What needs to be done
Below are records. Copy every line with "name" in it.
----- Records shown
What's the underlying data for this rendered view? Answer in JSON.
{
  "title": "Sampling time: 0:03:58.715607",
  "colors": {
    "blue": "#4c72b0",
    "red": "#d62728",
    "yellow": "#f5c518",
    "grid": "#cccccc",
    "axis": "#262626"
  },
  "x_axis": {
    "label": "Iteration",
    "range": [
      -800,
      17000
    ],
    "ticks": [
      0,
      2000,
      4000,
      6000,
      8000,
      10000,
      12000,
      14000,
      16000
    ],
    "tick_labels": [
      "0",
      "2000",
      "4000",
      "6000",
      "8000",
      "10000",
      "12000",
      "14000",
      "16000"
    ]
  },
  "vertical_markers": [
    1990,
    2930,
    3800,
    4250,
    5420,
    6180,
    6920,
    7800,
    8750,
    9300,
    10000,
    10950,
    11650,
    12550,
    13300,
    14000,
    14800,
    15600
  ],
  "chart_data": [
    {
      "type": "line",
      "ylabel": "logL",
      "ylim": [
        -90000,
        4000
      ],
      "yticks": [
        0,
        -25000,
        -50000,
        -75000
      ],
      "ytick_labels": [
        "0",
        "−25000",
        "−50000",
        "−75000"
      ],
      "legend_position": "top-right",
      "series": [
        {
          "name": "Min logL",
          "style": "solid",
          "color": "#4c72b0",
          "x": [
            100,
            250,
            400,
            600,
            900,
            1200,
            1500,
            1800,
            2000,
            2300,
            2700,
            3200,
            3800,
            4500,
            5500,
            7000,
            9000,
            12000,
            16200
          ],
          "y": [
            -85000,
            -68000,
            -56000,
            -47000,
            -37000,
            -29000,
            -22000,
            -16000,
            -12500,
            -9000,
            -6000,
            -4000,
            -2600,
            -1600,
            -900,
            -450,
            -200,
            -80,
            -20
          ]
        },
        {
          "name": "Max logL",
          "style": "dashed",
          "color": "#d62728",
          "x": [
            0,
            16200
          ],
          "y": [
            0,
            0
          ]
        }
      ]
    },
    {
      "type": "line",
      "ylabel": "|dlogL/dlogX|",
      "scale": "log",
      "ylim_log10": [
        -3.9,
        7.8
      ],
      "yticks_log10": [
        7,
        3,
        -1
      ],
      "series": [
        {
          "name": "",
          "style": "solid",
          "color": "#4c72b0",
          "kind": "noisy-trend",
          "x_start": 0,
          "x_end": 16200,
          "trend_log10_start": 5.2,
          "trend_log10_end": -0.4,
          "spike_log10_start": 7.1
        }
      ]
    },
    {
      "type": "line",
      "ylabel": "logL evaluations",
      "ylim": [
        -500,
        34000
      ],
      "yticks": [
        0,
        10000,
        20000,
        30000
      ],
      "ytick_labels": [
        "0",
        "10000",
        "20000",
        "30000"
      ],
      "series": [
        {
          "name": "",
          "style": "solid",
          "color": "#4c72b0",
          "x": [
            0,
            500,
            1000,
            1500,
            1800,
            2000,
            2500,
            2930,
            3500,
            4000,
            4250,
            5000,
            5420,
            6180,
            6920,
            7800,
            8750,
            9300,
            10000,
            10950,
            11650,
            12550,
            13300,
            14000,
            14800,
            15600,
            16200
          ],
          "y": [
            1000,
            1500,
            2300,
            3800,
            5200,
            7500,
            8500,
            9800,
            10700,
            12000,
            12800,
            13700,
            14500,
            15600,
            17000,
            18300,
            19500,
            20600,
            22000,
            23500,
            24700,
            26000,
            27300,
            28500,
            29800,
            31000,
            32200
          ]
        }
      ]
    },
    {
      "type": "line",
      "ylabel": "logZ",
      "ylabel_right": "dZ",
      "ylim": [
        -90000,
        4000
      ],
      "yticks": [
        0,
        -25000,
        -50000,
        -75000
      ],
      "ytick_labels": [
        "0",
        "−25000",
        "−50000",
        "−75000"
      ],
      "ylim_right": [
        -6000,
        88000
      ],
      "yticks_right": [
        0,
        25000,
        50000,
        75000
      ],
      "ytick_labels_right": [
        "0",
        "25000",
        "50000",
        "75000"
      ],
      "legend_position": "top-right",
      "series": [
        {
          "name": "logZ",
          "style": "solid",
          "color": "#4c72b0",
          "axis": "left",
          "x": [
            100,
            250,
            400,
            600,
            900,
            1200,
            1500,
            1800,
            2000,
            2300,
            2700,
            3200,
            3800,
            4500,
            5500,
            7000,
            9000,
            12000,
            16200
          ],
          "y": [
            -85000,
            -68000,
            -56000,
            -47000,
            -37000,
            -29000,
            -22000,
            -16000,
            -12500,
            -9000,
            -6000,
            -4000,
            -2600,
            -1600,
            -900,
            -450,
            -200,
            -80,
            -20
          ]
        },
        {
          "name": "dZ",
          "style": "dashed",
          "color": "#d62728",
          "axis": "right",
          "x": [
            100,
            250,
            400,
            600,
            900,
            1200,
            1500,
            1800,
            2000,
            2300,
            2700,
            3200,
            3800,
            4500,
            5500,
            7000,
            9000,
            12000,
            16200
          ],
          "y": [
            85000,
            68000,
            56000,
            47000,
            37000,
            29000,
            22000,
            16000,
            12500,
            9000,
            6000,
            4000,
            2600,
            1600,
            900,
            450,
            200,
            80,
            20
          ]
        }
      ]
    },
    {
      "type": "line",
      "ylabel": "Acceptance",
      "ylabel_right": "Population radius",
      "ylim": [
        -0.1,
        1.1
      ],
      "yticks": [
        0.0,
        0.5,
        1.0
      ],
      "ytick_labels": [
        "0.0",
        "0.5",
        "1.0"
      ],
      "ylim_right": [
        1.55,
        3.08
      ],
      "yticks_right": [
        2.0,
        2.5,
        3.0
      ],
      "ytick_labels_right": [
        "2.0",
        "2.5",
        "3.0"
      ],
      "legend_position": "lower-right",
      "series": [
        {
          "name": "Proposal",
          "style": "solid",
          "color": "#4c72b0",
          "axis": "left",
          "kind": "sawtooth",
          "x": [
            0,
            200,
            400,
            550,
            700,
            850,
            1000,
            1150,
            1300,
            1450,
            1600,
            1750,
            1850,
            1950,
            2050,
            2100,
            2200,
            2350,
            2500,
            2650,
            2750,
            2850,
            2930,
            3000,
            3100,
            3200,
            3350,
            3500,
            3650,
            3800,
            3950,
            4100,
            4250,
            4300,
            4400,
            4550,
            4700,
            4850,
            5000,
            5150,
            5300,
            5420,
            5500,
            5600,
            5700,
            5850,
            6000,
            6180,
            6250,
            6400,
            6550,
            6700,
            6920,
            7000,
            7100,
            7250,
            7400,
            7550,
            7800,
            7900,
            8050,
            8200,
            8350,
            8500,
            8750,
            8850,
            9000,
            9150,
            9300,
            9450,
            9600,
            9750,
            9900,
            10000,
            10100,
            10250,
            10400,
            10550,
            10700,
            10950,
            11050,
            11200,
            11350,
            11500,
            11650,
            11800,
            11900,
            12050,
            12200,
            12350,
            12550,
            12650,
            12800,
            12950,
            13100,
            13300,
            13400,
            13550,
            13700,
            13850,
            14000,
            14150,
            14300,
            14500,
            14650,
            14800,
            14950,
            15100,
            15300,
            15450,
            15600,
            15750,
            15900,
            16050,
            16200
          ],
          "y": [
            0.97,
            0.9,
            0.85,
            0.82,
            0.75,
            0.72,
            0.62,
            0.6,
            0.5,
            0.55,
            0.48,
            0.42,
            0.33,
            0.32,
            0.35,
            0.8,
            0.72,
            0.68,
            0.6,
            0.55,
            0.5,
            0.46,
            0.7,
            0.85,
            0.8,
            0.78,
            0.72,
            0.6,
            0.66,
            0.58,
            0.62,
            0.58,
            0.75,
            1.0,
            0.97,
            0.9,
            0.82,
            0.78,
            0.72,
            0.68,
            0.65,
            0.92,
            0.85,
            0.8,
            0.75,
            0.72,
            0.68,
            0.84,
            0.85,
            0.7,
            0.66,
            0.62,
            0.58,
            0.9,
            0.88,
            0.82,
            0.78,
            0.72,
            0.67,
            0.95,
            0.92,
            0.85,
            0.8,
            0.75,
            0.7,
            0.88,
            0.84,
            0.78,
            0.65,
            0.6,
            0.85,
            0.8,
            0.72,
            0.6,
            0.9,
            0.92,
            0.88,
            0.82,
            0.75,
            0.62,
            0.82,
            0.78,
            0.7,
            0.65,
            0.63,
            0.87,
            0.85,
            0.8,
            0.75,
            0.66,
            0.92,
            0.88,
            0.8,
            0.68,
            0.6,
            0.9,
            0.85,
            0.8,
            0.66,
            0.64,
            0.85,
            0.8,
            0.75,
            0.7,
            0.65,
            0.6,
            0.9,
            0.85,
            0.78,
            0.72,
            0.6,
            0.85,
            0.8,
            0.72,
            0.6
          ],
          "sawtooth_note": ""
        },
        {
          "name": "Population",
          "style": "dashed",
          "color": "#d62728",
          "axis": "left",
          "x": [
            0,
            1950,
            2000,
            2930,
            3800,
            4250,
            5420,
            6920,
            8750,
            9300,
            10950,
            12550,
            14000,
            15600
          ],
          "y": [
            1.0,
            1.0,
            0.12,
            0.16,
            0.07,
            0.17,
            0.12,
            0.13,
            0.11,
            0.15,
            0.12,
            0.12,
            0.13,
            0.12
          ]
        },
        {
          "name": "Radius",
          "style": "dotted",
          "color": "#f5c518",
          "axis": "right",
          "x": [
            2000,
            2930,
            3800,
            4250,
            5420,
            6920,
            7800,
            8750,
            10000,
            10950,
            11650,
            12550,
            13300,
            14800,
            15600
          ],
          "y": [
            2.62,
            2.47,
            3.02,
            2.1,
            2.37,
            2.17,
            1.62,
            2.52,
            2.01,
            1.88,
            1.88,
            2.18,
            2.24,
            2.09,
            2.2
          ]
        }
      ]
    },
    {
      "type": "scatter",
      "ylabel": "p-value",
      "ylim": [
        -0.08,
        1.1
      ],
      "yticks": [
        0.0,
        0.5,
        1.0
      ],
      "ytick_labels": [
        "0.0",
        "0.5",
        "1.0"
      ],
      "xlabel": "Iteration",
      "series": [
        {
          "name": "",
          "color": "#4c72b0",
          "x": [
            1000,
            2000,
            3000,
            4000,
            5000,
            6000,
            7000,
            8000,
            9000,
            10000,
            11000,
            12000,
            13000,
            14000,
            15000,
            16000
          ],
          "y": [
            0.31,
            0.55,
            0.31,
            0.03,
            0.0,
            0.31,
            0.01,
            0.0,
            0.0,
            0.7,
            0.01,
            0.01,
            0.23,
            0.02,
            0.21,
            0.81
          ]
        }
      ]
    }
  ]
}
----------
Solution for this task
          "name": "Min logL",
          "name": "Max logL",
          "name": "",
          "name": "",
          "name": "logZ",
          "name": "dZ",
          "name": "Proposal",
          "name": "Population",
          "name": "Radius",
          "name": "",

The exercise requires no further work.